━━ Material to process ━━

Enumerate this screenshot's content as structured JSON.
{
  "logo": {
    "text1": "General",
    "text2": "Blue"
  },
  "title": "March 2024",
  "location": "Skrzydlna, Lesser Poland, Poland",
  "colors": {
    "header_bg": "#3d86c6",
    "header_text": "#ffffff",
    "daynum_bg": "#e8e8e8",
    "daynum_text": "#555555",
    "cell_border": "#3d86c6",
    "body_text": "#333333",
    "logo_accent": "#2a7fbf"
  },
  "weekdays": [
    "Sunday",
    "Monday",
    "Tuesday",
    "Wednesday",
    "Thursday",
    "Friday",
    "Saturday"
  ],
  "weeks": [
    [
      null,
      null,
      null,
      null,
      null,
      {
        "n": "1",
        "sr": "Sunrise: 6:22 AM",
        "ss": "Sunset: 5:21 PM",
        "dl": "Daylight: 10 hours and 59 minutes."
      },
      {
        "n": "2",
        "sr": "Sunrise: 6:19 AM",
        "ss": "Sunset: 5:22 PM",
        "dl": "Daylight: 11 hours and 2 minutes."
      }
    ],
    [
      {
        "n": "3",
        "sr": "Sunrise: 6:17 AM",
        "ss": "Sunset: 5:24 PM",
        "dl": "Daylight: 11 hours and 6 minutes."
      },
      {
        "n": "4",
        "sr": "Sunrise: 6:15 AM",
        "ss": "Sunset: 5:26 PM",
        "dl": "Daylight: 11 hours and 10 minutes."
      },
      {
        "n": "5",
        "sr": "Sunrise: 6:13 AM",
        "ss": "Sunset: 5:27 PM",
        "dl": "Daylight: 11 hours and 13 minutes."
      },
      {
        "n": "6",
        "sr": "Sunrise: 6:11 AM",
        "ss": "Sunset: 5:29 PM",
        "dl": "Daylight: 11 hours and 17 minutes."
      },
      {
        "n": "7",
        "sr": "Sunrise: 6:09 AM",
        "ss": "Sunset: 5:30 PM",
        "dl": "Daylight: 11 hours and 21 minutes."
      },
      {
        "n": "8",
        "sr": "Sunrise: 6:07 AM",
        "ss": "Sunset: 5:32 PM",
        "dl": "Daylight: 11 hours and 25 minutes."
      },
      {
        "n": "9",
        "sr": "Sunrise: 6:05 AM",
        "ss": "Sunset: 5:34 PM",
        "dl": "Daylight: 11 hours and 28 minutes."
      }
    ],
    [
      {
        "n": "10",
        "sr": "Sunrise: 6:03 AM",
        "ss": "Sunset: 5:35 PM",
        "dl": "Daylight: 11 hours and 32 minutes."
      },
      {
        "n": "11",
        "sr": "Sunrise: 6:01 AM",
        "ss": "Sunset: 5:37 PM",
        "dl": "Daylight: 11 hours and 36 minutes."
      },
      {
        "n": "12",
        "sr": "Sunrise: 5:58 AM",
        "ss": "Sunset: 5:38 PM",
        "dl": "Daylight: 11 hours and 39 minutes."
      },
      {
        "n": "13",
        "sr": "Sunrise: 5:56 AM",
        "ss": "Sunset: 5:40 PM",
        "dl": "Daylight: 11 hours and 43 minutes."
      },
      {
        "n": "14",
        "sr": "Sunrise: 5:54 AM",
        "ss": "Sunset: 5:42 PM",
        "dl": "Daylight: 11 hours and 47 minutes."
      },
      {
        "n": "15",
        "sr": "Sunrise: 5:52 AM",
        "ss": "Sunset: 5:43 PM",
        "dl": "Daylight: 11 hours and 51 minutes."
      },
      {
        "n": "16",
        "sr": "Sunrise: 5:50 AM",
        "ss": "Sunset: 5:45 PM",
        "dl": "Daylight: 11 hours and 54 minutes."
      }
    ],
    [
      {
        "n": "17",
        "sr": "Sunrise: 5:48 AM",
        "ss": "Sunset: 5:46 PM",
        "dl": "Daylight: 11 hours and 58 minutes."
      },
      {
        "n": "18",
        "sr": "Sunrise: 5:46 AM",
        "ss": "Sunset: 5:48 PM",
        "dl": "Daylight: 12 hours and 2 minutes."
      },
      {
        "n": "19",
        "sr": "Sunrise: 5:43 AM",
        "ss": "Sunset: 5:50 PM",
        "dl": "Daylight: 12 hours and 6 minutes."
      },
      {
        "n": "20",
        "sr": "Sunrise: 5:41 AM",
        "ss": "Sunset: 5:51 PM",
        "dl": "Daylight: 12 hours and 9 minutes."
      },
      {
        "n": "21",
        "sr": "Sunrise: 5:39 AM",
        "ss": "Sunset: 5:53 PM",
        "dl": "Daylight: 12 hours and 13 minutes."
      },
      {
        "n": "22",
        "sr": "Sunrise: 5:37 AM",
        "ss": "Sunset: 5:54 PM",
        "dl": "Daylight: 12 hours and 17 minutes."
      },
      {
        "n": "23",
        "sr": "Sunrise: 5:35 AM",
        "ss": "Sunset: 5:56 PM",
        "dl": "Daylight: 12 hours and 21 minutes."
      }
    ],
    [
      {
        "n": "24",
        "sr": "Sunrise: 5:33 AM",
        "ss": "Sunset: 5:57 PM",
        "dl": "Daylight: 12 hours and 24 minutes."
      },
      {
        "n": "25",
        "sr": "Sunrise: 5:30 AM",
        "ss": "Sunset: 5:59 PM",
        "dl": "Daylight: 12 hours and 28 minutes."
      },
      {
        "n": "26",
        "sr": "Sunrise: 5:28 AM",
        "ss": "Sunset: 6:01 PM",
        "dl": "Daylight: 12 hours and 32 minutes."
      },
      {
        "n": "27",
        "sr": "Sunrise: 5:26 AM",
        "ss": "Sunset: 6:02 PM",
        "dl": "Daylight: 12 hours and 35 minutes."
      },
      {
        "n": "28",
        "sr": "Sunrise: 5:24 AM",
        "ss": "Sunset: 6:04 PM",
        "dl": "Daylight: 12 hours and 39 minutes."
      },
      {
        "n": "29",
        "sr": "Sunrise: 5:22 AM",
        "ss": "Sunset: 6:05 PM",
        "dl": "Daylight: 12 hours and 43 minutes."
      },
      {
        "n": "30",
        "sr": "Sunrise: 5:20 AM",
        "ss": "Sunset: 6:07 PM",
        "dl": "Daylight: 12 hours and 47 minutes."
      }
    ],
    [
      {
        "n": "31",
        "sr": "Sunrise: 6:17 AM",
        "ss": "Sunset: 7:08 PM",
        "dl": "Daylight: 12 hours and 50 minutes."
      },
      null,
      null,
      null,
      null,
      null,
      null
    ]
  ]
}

━━━

Copy out all of the data exactly, leaving nothing out.

Enumerate this screenshot's content as structured JSON.
{
  "logo": {
    "text1": "General",
    "text2": "Blue"
  },
  "title": "March 2024",
  "location": "Skrzydlna, Lesser Poland, Poland",
  "colors": {
    "header_bg": "#3d86c6",
    "header_text": "#ffffff",
    "daynum_bg": "#e8e8e8",
    "daynum_text": "#555555",
    "cell_border": "#3d86c6",
    "body_text": "#333333",
    "logo_accent": "#2a7fbf"
  },
  "weekdays": [
    "Sunday",
    "Monday",
    "Tuesday",
    "Wednesday",
    "Thursday",
    "Friday",
    "Saturday"
  ],
  "weeks": [
    [
      null,
      null,
      null,
      null,
      null,
      {
        "n": "1",
        "sr": "Sunrise: 6:22 AM",
        "ss": "Sunset: 5:21 PM",
        "dl": "Daylight: 10 hours and 59 minutes."
      },
      {
        "n": "2",
        "sr": "Sunrise: 6:19 AM",
        "ss": "Sunset: 5:22 PM",
        "dl": "Daylight: 11 hours and 2 minutes."
      }
    ],
    [
      {
        "n": "3",
        "sr": "Sunrise: 6:17 AM",
        "ss": "Sunset: 5:24 PM",
        "dl": "Daylight: 11 hours and 6 minutes."
      },
      {
        "n": "4",
        "sr": "Sunrise: 6:15 AM",
        "ss": "Sunset: 5:26 PM",
        "dl": "Daylight: 11 hours and 10 minutes."
      },
      {
        "n": "5",
        "sr": "Sunrise: 6:13 AM",
        "ss": "Sunset: 5:27 PM",
        "dl": "Daylight: 11 hours and 13 minutes."
      },
      {
        "n": "6",
        "sr": "Sunrise: 6:11 AM",
        "ss": "Sunset: 5:29 PM",
        "dl": "Daylight: 11 hours and 17 minutes."
      },
      {
        "n": "7",
        "sr": "Sunrise: 6:09 AM",
        "ss": "Sunset: 5:30 PM",
        "dl": "Daylight: 11 hours and 21 minutes."
      },
      {
        "n": "8",
        "sr": "Sunrise: 6:07 AM",
        "ss": "Sunset: 5:32 PM",
        "dl": "Daylight: 11 hours and 25 minutes."
      },
      {
        "n": "9",
        "sr": "Sunrise: 6:05 AM",
        "ss": "Sunset: 5:34 PM",
        "dl": "Daylight: 11 hours and 28 minutes."
      }
    ],
    [
      {
        "n": "10",
        "sr": "Sunrise: 6:03 AM",
        "ss": "Sunset: 5:35 PM",
        "dl": "Daylight: 11 hours and 32 minutes."
      },
      {
        "n": "11",
        "sr": "Sunrise: 6:01 AM",
        "ss": "Sunset: 5:37 PM",
        "dl": "Daylight: 11 hours and 36 minutes."
      },
      {
        "n": "12",
        "sr": "Sunrise: 5:58 AM",
        "ss": "Sunset: 5:38 PM",
        "dl": "Daylight: 11 hours and 39 minutes."
      },
      {
        "n": "13",
        "sr": "Sunrise: 5:56 AM",
        "ss": "Sunset: 5:40 PM",
        "dl": "Daylight: 11 hours and 43 minutes."
      },
      {
        "n": "14",
        "sr": "Sunrise: 5:54 AM",
        "ss": "Sunset: 5:42 PM",
        "dl": "Daylight: 11 hours and 47 minutes."
      },
      {
        "n": "15",
        "sr": "Sunrise: 5:52 AM",
        "ss": "Sunset: 5:43 PM",
        "dl": "Daylight: 11 hours and 51 minutes."
      },
      {
        "n": "16",
        "sr": "Sunrise: 5:50 AM",
        "ss": "Sunset: 5:45 PM",
        "dl": "Daylight: 11 hours and 54 minutes."
      }
    ],
    [
      {
        "n": "17",
        "sr": "Sunrise: 5:48 AM",
        "ss": "Sunset: 5:46 PM",
        "dl": "Daylight: 11 hours and 58 minutes."
      },
      {
        "n": "18",
        "sr": "Sunrise: 5:46 AM",
        "ss": "Sunset: 5:48 PM",
        "dl": "Daylight: 12 hours and 2 minutes."
      },
      {
        "n": "19",
        "sr": "Sunrise: 5:43 AM",
        "ss": "Sunset: 5:50 PM",
        "dl": "Daylight: 12 hours and 6 minutes."
      },
      {
        "n": "20",
        "sr": "Sunrise: 5:41 AM",
        "ss": "Sunset: 5:51 PM",
        "dl": "Daylight: 12 hours and 9 minutes."
      },
      {
        "n": "21",
        "sr": "Sunrise: 5:39 AM",
        "ss": "Sunset: 5:53 PM",
        "dl": "Daylight: 12 hours and 13 minutes."
      },
      {
        "n": "22",
        "sr": "Sunrise: 5:37 AM",
        "ss": "Sunset: 5:54 PM",
        "dl": "Daylight: 12 hours and 17 minutes."
      },
      {
        "n": "23",
        "sr": "Sunrise: 5:35 AM",
        "ss": "Sunset: 5:56 PM",
        "dl": "Daylight: 12 hours and 21 minutes."
      }
    ],
    [
      {
        "n": "24",
        "sr": "Sunrise: 5:33 AM",
        "ss": "Sunset: 5:57 PM",
        "dl": "Daylight: 12 hours and 24 minutes."
      },
      {
        "n": "25",
        "sr": "Sunrise: 5:30 AM",
        "ss": "Sunset: 5:59 PM",
        "dl": "Daylight: 12 hours and 28 minutes."
      },
      {
        "n": "26",
        "sr": "Sunrise: 5:28 AM",
        "ss": "Sunset: 6:01 PM",
        "dl": "Daylight: 12 hours and 32 minutes."
      },
      {
        "n": "27",
        "sr": "Sunrise: 5:26 AM",
        "ss": "Sunset: 6:02 PM",
        "dl": "Daylight: 12 hours and 35 minutes."
      },
      {
        "n": "28",
        "sr": "Sunrise: 5:24 AM",
        "ss": "Sunset: 6:04 PM",
        "dl": "Daylight: 12 hours and 39 minutes."
      },
      {
        "n": "29",
        "sr": "Sunrise: 5:22 AM",
        "ss": "Sunset: 6:05 PM",
        "dl": "Daylight: 12 hours and 43 minutes."
      },
      {
        "n": "30",
        "sr": "Sunrise: 5:20 AM",
        "ss": "Sunset: 6:07 PM",
        "dl": "Daylight: 12 hours and 47 minutes."
      }
    ],
    [
      {
        "n": "31",
        "sr": "Sunrise: 6:17 AM",
        "ss": "Sunset: 7:08 PM",
        "dl": "Daylight: 12 hours and 50 minutes."
      },
      null,
      null,
      null,
      null,
      null,
      null
    ]
  ]
}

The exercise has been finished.